» **Task to complete**: Copy out every line of the records where the string "description" occurs.

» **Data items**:
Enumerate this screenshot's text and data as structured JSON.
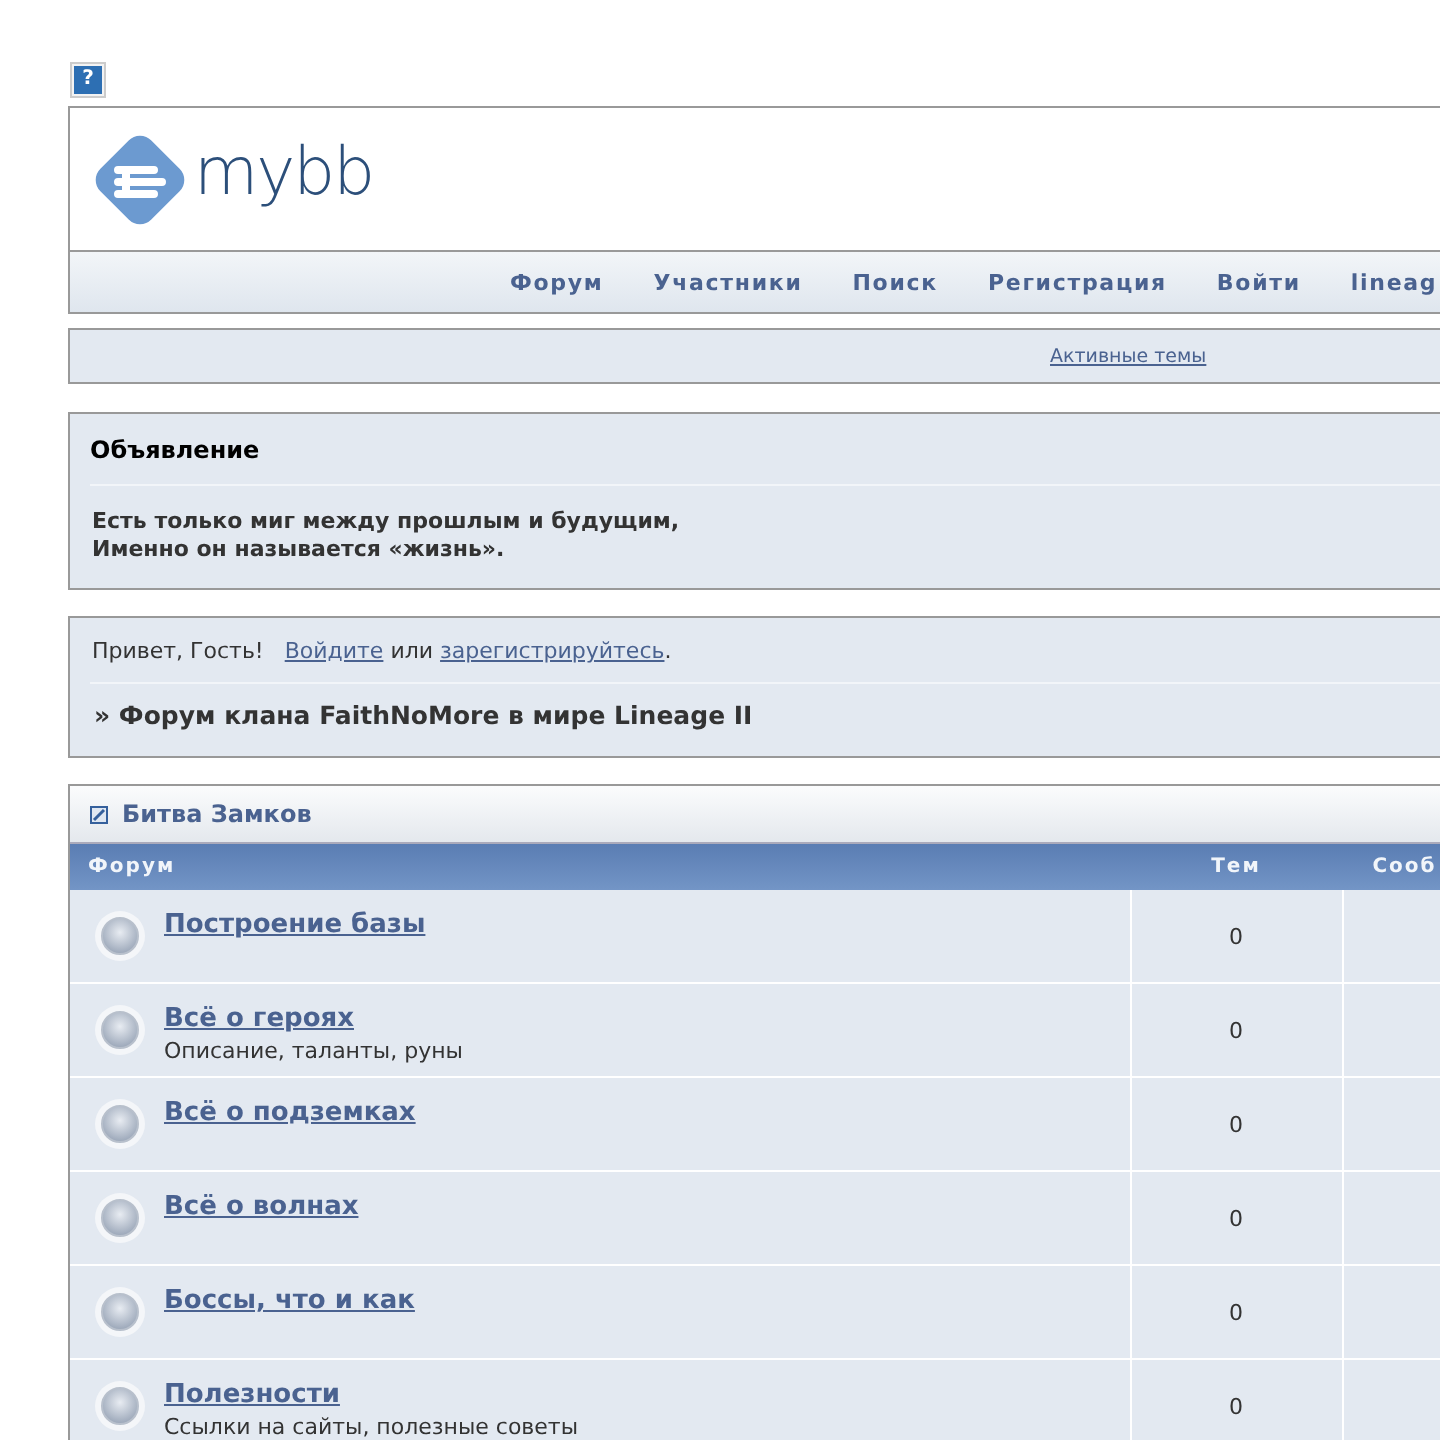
{
  "help_button": {
    "label": "?"
  },
  "header": {
    "logo_text": "mybb"
  },
  "nav": [
    {
      "label": "Форум"
    },
    {
      "label": "Участники"
    },
    {
      "label": "Поиск"
    },
    {
      "label": "Регистрация"
    },
    {
      "label": "Войти"
    },
    {
      "label": "lineag"
    }
  ],
  "quick_links": [
    {
      "label": "Активные темы"
    }
  ],
  "announcement": {
    "title": "Объявление",
    "text": "Есть только миг между прошлым и будущим,\nИменно он называется «жизнь»."
  },
  "welcome": {
    "greeting": "Привет, Гость!",
    "login_link": "Войдите",
    "or_word": "или",
    "register_link": "зарегистрируйтесь",
    "end": ".",
    "breadcrumb": "» Форум клана FaithNoMore в мире Lineage II"
  },
  "category": {
    "title": "Битва Замков",
    "columns": [
      {
        "label": "Форум"
      },
      {
        "label": "Тем"
      },
      {
        "label": "Сооб"
      }
    ],
    "forums": [
      {
        "name": "Построение базы",
        "threads": "0"
      },
      {
        "name": "Всё о героях",
        "description": "Описание, таланты, руны",
        "threads": "0"
      },
      {
        "name": "Всё о подземках",
        "threads": "0"
      },
      {
        "name": "Всё о волнах",
        "threads": "0"
      },
      {
        "name": "Боссы, что и как",
        "threads": "0"
      },
      {
        "name": "Полезности",
        "description": "Ссылки на сайты, полезные советы",
        "threads": "0"
      }
    ]
  }
}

» **Right answer**:
        "description": "Описание, таланты, руны",
        "description": "Ссылки на сайты, полезные советы",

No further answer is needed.